→ 指示 1:
引用文によると、有村智恵が主宰している30歳以上の女性プロゴルファーのためのツアー外競技は何という名前ですか。
→ 指示 2:
エントリの冒頭の行から「reason-cell: 冬至 [285,523,636,550]」を含む行までを、一字も変えずに引用してください。最初と最後の行も含めます。

→ 引用文:
【連載】有村智恵のCHIE TALK(第2回) JLPGAツアー通算14勝をあげ、米国ツアーに挑戦した経験もあるプロゴルファーの有村智恵の連載・第2回。2022年オフに、妊活に専念するためツアーの一時休養を発表し、現在は双子の男児の母として…

【連載】有村智恵のCHIE TALK(第2回)

 JLPGAツアー通算14勝をあげ、米国ツアーに挑戦した経験もあるプロゴルファーの有村智恵の連載・第2回。2022年オフに、妊活に専念するためツアーの一時休養を発表し、現在は双子の男児の母として奮闘しながら、30歳以上の女性プロゴルファーのためのツアー外競技「LADY GO CUP」を主宰するなど精力的な活動も続けている。

 今回は、今注目の選手や、好調をキープする堀琴音選手について、そして有村選手が思う各クラブの名手を聞いた。



NEC軽井沢72ゴルフトーナメントでも2位タイと好調をキープする堀琴音 photo by Getty Images

ーー前回、オリンピック代表選手や黄金世代の話を伺いましたが、同世代やベテランで注目している選手はいますか?

→ データ部:
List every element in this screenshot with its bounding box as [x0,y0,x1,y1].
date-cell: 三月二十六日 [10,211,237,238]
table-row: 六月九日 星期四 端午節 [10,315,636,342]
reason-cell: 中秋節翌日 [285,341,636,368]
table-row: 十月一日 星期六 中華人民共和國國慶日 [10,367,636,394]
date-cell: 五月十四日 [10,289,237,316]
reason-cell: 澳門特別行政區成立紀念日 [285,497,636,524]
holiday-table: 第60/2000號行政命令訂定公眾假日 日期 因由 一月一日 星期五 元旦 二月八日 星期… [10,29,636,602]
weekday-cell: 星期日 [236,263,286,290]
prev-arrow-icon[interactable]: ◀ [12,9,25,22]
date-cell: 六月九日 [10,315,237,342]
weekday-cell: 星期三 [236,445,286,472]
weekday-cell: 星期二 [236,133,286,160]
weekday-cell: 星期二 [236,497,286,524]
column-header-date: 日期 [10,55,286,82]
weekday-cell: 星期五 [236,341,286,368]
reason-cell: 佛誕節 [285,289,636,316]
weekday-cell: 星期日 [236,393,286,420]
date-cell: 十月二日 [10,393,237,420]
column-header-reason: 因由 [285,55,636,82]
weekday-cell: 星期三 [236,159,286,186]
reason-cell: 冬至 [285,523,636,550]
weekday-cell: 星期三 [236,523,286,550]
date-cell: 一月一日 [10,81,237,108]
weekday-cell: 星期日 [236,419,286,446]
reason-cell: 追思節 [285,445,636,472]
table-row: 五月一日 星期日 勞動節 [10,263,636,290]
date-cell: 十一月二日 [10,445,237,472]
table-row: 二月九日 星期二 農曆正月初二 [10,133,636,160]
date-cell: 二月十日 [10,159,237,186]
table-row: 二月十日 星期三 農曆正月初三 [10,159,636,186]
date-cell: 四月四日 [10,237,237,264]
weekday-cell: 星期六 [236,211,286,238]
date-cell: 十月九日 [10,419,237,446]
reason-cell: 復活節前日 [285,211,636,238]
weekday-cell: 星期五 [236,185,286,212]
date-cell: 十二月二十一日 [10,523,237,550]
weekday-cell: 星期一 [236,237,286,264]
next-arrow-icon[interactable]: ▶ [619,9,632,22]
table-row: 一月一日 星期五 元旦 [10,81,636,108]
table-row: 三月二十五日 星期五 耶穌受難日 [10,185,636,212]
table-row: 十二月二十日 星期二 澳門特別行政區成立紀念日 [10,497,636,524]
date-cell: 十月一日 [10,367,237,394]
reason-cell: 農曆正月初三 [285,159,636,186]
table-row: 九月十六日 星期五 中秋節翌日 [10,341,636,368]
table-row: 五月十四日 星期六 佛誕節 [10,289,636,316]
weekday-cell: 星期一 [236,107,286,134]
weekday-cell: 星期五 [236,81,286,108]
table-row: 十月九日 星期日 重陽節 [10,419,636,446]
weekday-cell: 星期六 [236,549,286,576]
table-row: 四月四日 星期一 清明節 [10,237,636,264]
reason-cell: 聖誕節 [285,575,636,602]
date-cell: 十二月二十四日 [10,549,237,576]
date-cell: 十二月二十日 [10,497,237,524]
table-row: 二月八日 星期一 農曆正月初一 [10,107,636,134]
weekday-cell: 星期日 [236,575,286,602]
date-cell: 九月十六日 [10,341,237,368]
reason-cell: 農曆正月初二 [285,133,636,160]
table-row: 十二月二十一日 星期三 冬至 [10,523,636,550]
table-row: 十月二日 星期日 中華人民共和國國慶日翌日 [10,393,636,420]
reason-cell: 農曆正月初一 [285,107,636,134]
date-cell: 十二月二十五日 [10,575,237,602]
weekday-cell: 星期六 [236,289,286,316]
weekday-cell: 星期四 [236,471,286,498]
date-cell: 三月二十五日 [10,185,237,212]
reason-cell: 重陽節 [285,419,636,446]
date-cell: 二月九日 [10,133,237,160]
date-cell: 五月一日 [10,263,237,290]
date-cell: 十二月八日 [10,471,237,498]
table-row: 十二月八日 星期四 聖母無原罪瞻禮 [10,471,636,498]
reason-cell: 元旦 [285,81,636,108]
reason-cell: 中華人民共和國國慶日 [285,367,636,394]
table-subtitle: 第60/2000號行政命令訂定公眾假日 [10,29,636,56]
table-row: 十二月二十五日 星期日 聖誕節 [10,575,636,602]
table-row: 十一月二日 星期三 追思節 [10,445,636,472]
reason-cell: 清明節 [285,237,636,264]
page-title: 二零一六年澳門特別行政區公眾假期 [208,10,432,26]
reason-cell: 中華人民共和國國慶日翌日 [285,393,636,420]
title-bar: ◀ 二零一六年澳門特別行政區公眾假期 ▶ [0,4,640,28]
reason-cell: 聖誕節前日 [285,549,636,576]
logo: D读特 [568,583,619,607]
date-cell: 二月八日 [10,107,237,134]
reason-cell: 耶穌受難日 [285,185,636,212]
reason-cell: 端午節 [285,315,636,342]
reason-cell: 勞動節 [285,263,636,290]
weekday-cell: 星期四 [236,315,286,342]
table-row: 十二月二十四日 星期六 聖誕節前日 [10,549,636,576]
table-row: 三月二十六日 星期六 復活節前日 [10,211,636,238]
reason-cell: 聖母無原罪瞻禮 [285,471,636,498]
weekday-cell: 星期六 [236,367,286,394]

→ 正解 1:
「LADY GO CUP」です。

→ 正解 2:
List every element in this screenshot with its bounding box as [x0,y0,x1,y1].
date-cell: 三月二十六日 [10,211,237,238]
table-row: 六月九日 星期四 端午節 [10,315,636,342]
reason-cell: 中秋節翌日 [285,341,636,368]
table-row: 十月一日 星期六 中華人民共和國國慶日 [10,367,636,394]
date-cell: 五月十四日 [10,289,237,316]
reason-cell: 澳門特別行政區成立紀念日 [285,497,636,524]
holiday-table: 第60/2000號行政命令訂定公眾假日 日期 因由 一月一日 星期五 元旦 二月八日 星期… [10,29,636,602]
weekday-cell: 星期日 [236,263,286,290]
prev-arrow-icon[interactable]: ◀ [12,9,25,22]
date-cell: 六月九日 [10,315,237,342]
weekday-cell: 星期三 [236,445,286,472]
weekday-cell: 星期二 [236,133,286,160]
weekday-cell: 星期二 [236,497,286,524]
column-header-date: 日期 [10,55,286,82]
weekday-cell: 星期五 [236,341,286,368]
reason-cell: 佛誕節 [285,289,636,316]
weekday-cell: 星期日 [236,393,286,420]
date-cell: 十月二日 [10,393,237,420]
column-header-reason: 因由 [285,55,636,82]
weekday-cell: 星期三 [236,159,286,186]
reason-cell: 冬至 [285,523,636,550]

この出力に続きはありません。